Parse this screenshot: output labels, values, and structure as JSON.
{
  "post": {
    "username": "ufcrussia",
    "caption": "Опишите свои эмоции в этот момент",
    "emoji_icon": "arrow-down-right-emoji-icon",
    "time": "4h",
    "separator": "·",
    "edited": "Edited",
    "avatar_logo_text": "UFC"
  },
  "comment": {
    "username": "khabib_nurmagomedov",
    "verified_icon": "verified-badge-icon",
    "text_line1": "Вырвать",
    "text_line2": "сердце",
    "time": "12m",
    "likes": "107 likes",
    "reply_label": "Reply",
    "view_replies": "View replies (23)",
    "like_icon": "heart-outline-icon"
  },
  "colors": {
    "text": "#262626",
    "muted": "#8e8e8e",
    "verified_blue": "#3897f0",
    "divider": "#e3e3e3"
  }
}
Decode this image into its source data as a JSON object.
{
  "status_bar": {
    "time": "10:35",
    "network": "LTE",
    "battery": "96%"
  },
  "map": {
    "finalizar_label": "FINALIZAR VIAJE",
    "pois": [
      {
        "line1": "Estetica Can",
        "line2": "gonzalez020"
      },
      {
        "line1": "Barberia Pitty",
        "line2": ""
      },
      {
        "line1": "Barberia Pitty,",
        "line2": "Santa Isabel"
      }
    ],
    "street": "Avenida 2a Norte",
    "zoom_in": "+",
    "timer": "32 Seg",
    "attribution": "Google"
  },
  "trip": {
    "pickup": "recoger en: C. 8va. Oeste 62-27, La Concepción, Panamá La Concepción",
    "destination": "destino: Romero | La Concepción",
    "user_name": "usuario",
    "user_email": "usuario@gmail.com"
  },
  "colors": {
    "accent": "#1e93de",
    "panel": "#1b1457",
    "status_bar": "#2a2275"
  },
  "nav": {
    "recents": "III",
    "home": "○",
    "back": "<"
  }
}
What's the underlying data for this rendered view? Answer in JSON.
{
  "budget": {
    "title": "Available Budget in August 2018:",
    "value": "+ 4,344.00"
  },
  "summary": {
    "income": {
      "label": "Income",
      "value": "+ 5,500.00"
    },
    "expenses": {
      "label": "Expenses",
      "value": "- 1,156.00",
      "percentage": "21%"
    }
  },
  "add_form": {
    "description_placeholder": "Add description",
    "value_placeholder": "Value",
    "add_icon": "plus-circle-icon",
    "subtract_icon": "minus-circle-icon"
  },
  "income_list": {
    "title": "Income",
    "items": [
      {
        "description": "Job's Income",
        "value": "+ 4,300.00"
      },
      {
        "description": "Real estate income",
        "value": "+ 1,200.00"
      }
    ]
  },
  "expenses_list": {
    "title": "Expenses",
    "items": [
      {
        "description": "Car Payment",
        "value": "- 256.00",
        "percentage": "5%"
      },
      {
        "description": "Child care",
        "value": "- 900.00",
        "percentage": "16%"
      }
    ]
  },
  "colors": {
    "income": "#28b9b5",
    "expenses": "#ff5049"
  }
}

^^^^^^^^^^^^^^^^

REQUIRED TASK
Type out the material again exactly as presented.

TASK RESULT
Parse this screenshot: output labels, values, and structure as JSON.
{
  "post": {
    "username": "ufcrussia",
    "caption": "Опишите свои эмоции в этот момент",
    "emoji_icon": "arrow-down-right-emoji-icon",
    "time": "4h",
    "separator": "·",
    "edited": "Edited",
    "avatar_logo_text": "UFC"
  },
  "comment": {
    "username": "khabib_nurmagomedov",
    "verified_icon": "verified-badge-icon",
    "text_line1": "Вырвать",
    "text_line2": "сердце",
    "time": "12m",
    "likes": "107 likes",
    "reply_label": "Reply",
    "view_replies": "View replies (23)",
    "like_icon": "heart-outline-icon"
  },
  "colors": {
    "text": "#262626",
    "muted": "#8e8e8e",
    "verified_blue": "#3897f0",
    "divider": "#e3e3e3"
  }
}
Decode this image into its source data as a JSON object.
{
  "status_bar": {
    "time": "10:35",
    "network": "LTE",
    "battery": "96%"
  },
  "map": {
    "finalizar_label": "FINALIZAR VIAJE",
    "pois": [
      {
        "line1": "Estetica Can",
        "line2": "gonzalez020"
      },
      {
        "line1": "Barberia Pitty",
        "line2": ""
      },
      {
        "line1": "Barberia Pitty,",
        "line2": "Santa Isabel"
      }
    ],
    "street": "Avenida 2a Norte",
    "zoom_in": "+",
    "timer": "32 Seg",
    "attribution": "Google"
  },
  "trip": {
    "pickup": "recoger en: C. 8va. Oeste 62-27, La Concepción, Panamá La Concepción",
    "destination": "destino: Romero | La Concepción",
    "user_name": "usuario",
    "user_email": "usuario@gmail.com"
  },
  "colors": {
    "accent": "#1e93de",
    "panel": "#1b1457",
    "status_bar": "#2a2275"
  },
  "nav": {
    "recents": "III",
    "home": "○",
    "back": "<"
  }
}
What's the underlying data for this rendered view? Answer in JSON.
{
  "budget": {
    "title": "Available Budget in August 2018:",
    "value": "+ 4,344.00"
  },
  "summary": {
    "income": {
      "label": "Income",
      "value": "+ 5,500.00"
    },
    "expenses": {
      "label": "Expenses",
      "value": "- 1,156.00",
      "percentage": "21%"
    }
  },
  "add_form": {
    "description_placeholder": "Add description",
    "value_placeholder": "Value",
    "add_icon": "plus-circle-icon",
    "subtract_icon": "minus-circle-icon"
  },
  "income_list": {
    "title": "Income",
    "items": [
      {
        "description": "Job's Income",
        "value": "+ 4,300.00"
      },
      {
        "description": "Real estate income",
        "value": "+ 1,200.00"
      }
    ]
  },
  "expenses_list": {
    "title": "Expenses",
    "items": [
      {
        "description": "Car Payment",
        "value": "- 256.00",
        "percentage": "5%"
      },
      {
        "description": "Child care",
        "value": "- 900.00",
        "percentage": "16%"
      }
    ]
  },
  "colors": {
    "income": "#28b9b5",
    "expenses": "#ff5049"
  }
}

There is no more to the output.